» Data for this task:
<<<<

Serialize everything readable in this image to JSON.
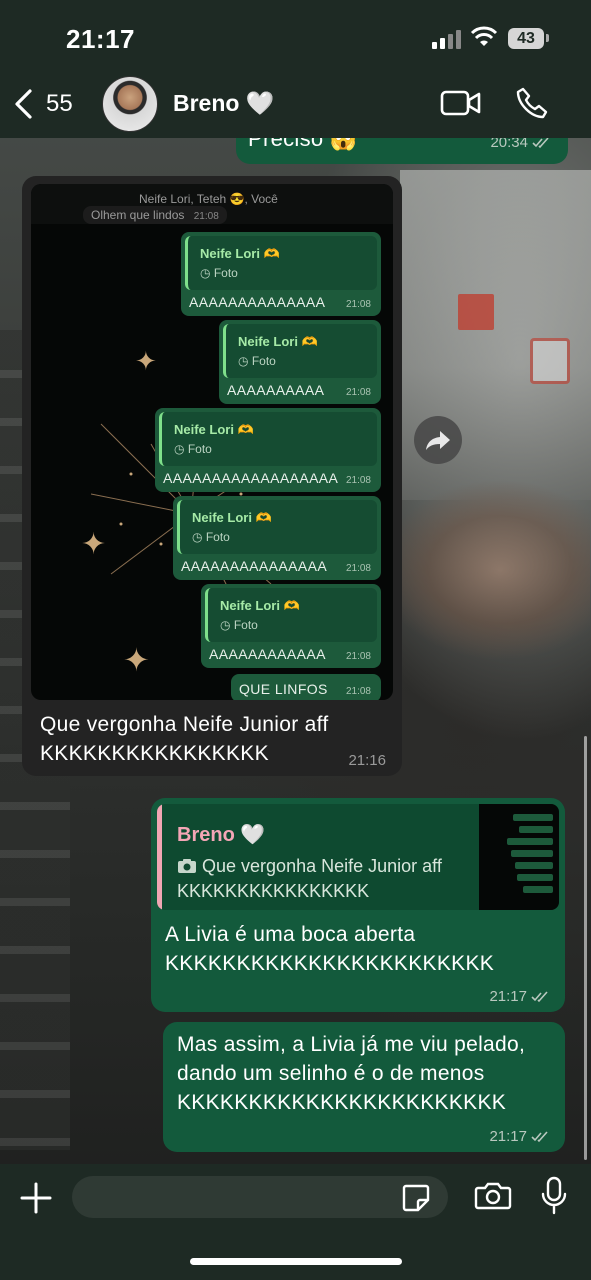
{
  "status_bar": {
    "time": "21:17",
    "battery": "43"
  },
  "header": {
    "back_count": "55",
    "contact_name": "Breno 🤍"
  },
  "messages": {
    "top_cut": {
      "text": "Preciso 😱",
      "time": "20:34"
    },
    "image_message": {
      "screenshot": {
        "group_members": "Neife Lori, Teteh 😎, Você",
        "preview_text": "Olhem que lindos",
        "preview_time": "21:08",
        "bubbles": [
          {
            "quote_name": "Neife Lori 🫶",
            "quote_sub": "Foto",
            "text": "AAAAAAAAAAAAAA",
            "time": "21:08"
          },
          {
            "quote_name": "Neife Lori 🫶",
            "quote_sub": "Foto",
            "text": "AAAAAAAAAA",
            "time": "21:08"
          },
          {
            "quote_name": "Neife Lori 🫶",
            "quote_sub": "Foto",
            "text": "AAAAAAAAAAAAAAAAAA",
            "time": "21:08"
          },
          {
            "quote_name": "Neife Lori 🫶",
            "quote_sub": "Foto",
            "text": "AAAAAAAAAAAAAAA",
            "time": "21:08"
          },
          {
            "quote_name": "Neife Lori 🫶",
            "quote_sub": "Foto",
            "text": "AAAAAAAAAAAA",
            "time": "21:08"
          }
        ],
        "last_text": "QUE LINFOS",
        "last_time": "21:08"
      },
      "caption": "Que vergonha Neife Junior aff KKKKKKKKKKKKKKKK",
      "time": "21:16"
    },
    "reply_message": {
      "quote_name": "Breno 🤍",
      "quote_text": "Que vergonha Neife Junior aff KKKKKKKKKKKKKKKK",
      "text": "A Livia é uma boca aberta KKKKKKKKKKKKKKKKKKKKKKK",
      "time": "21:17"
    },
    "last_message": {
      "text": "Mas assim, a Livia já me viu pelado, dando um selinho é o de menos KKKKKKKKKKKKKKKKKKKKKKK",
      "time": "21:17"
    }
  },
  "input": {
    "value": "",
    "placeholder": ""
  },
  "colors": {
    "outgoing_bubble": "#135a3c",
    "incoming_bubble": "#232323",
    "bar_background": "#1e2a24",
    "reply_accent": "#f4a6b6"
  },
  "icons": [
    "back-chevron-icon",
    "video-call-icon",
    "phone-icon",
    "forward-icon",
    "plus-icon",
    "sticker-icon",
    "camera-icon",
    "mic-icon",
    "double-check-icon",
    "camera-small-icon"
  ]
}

>>>>
<<<<

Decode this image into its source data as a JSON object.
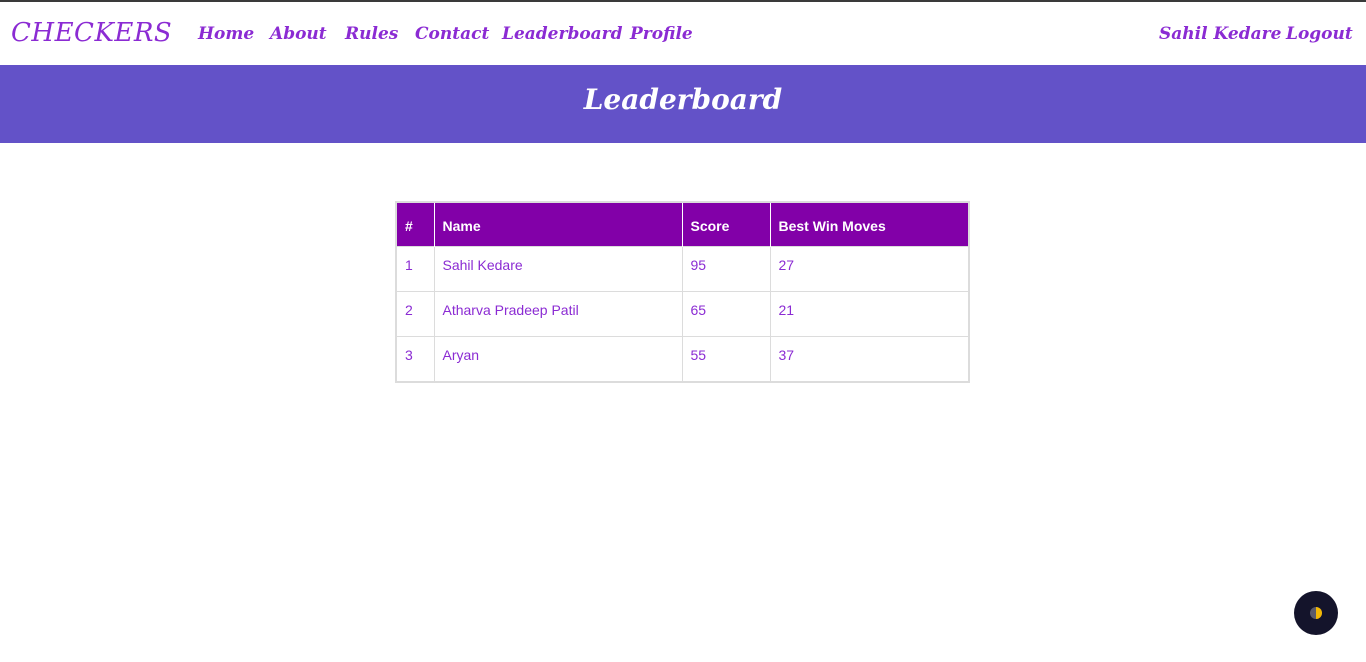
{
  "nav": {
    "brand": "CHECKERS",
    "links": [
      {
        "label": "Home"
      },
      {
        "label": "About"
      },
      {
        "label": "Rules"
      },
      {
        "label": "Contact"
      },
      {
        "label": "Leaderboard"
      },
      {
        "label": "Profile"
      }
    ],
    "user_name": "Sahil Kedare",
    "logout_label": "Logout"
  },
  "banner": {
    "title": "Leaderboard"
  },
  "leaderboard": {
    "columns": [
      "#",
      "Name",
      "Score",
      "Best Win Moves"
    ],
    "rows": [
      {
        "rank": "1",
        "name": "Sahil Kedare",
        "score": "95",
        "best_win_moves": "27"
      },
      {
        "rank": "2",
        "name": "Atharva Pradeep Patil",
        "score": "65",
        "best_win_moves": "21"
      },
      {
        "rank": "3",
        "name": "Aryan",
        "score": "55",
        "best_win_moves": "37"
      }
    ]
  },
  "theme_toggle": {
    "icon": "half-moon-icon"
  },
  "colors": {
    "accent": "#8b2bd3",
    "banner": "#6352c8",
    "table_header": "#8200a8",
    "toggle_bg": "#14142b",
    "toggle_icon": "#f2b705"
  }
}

>>>>

» Required task: Show all lines above holding "Kedare".

» Reply:
    "user_name": "Sahil Kedare",
        "name": "Sahil Kedare",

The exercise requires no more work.